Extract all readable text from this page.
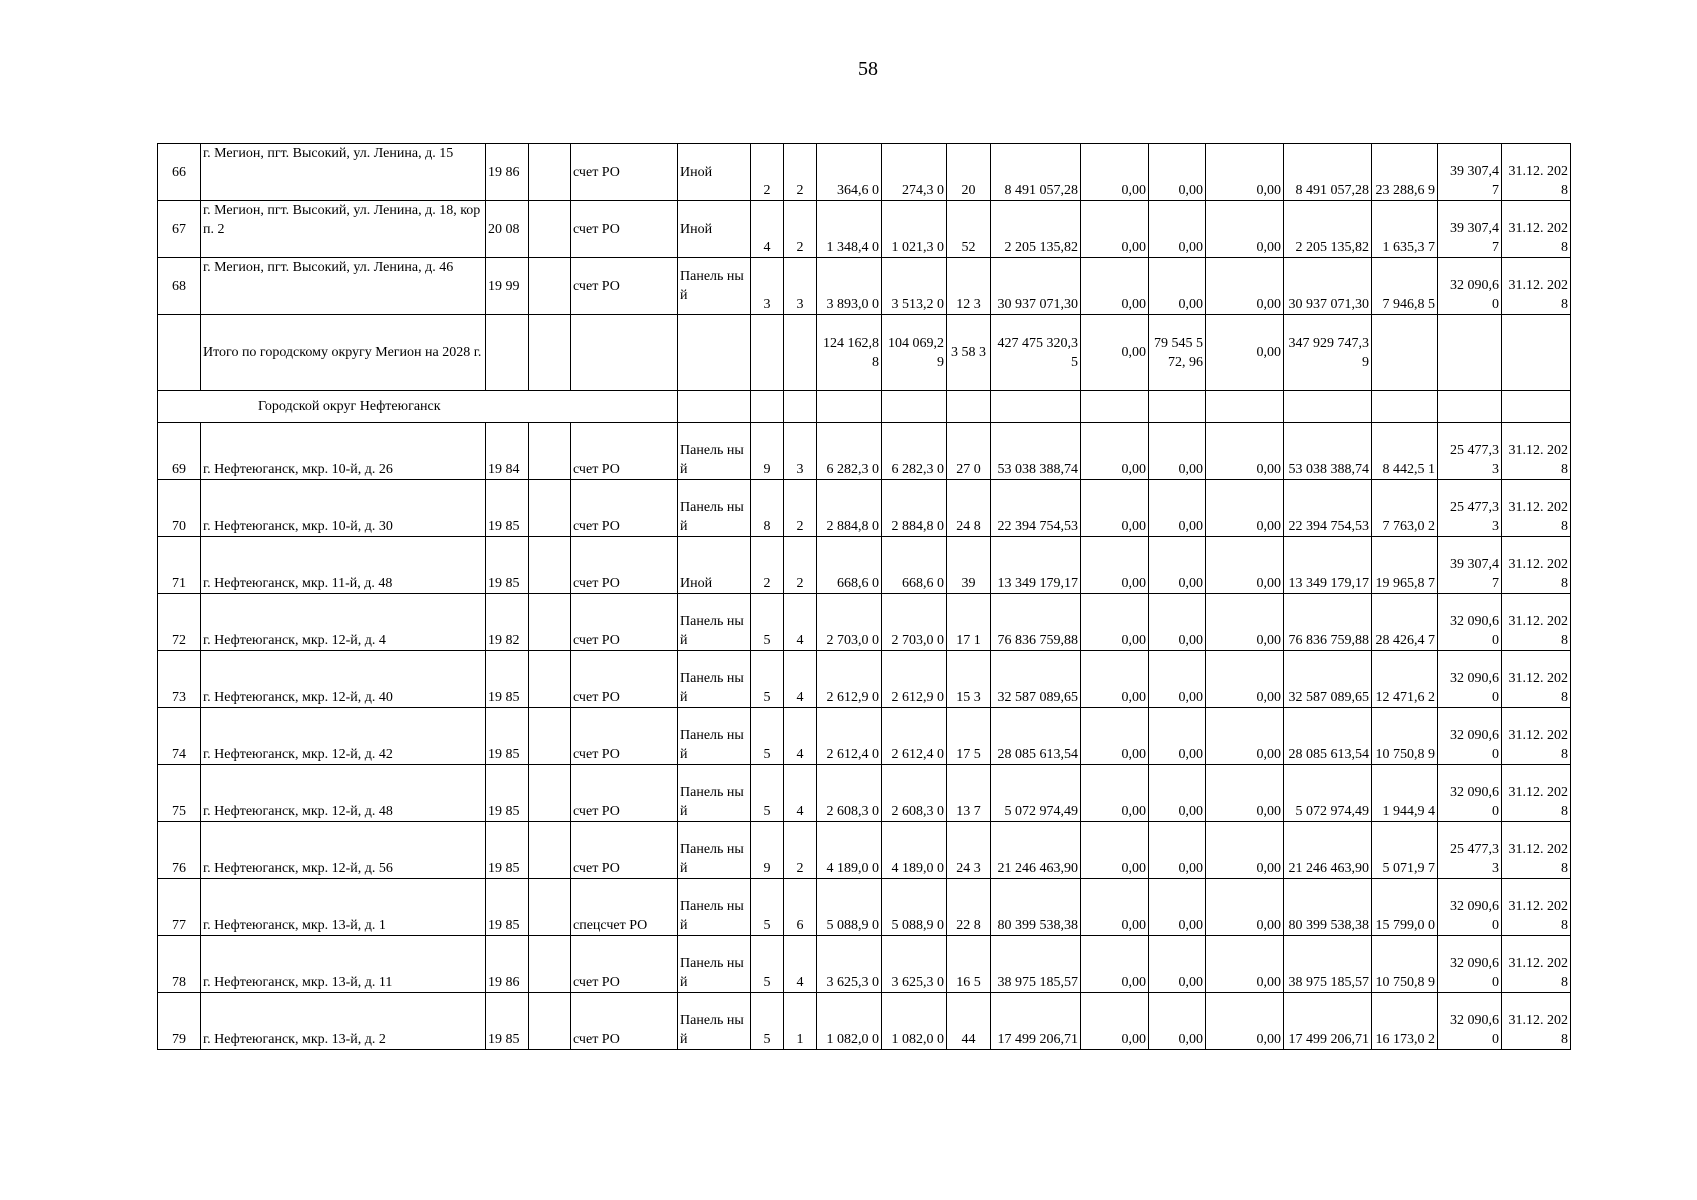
58
66	г. Мегион, пгт. Высокий, ул. Ленина, д. 15	19 86		счет РО	Иной	2	2	364,6 0	274,3 0	20	8 491 057,28	0,00	0,00	0,00	8 491 057,28	23 288,6 9	39 307,4 7	31.12. 2028
67	г. Мегион, пгт. Высокий, ул. Ленина, д. 18, корп. 2	20 08		счет РО	Иной	4	2	1 348,4 0	1 021,3 0	52	2 205 135,82	0,00	0,00	0,00	2 205 135,82	1 635,3 7	39 307,4 7	31.12. 2028
68	г. Мегион, пгт. Высокий, ул. Ленина, д. 46	19 99		счет РО	Панель ный	3	3	3 893,0 0	3 513,2 0	12 3	30 937 071,30	0,00	0,00	0,00	30 937 071,30	7 946,8 5	32 090,6 0	31.12. 2028
	Итого по городскому округу Мегион на 2028 г.							124 162,8 8	104 069,2 9	3 58 3	427 475 320,35	0,00	79 545 572, 96	0,00	347 929 747,39			
Городской округ Нефтеюганск																		
69	г. Нефтеюганск, мкр. 10-й, д. 26	19 84		счет РО	Панель ный	9	3	6 282,3 0	6 282,3 0	27 0	53 038 388,74	0,00	0,00	0,00	53 038 388,74	8 442,5 1	25 477,3 3	31.12. 2028
70	г. Нефтеюганск, мкр. 10-й, д. 30	19 85		счет РО	Панель ный	8	2	2 884,8 0	2 884,8 0	24 8	22 394 754,53	0,00	0,00	0,00	22 394 754,53	7 763,0 2	25 477,3 3	31.12. 2028
71	г. Нефтеюганск, мкр. 11-й, д. 48	19 85		счет РО	Иной	2	2	668,6 0	668,6 0	39	13 349 179,17	0,00	0,00	0,00	13 349 179,17	19 965,8 7	39 307,4 7	31.12. 2028
72	г. Нефтеюганск, мкр. 12-й, д. 4	19 82		счет РО	Панель ный	5	4	2 703,0 0	2 703,0 0	17 1	76 836 759,88	0,00	0,00	0,00	76 836 759,88	28 426,4 7	32 090,6 0	31.12. 2028
73	г. Нефтеюганск, мкр. 12-й, д. 40	19 85		счет РО	Панель ный	5	4	2 612,9 0	2 612,9 0	15 3	32 587 089,65	0,00	0,00	0,00	32 587 089,65	12 471,6 2	32 090,6 0	31.12. 2028
74	г. Нефтеюганск, мкр. 12-й, д. 42	19 85		счет РО	Панель ный	5	4	2 612,4 0	2 612,4 0	17 5	28 085 613,54	0,00	0,00	0,00	28 085 613,54	10 750,8 9	32 090,6 0	31.12. 2028
75	г. Нефтеюганск, мкр. 12-й, д. 48	19 85		счет РО	Панель ный	5	4	2 608,3 0	2 608,3 0	13 7	5 072 974,49	0,00	0,00	0,00	5 072 974,49	1 944,9 4	32 090,6 0	31.12. 2028
76	г. Нефтеюганск, мкр. 12-й, д. 56	19 85		счет РО	Панель ный	9	2	4 189,0 0	4 189,0 0	24 3	21 246 463,90	0,00	0,00	0,00	21 246 463,90	5 071,9 7	25 477,3 3	31.12. 2028
77	г. Нефтеюганск, мкр. 13-й, д. 1	19 85		спецсчет РО	Панель ный	5	6	5 088,9 0	5 088,9 0	22 8	80 399 538,38	0,00	0,00	0,00	80 399 538,38	15 799,0 0	32 090,6 0	31.12. 2028
78	г. Нефтеюганск, мкр. 13-й, д. 11	19 86		счет РО	Панель ный	5	4	3 625,3 0	3 625,3 0	16 5	38 975 185,57	0,00	0,00	0,00	38 975 185,57	10 750,8 9	32 090,6 0	31.12. 2028
79	г. Нефтеюганск, мкр. 13-й, д. 2	19 85		счет РО	Панель ный	5	1	1 082,0 0	1 082,0 0	44	17 499 206,71	0,00	0,00	0,00	17 499 206,71	16 173,0 2	32 090,6 0	31.12. 2028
* * * * * * * * *
In how many lines does the word "Мегион" appear? Respond with the number alone.

4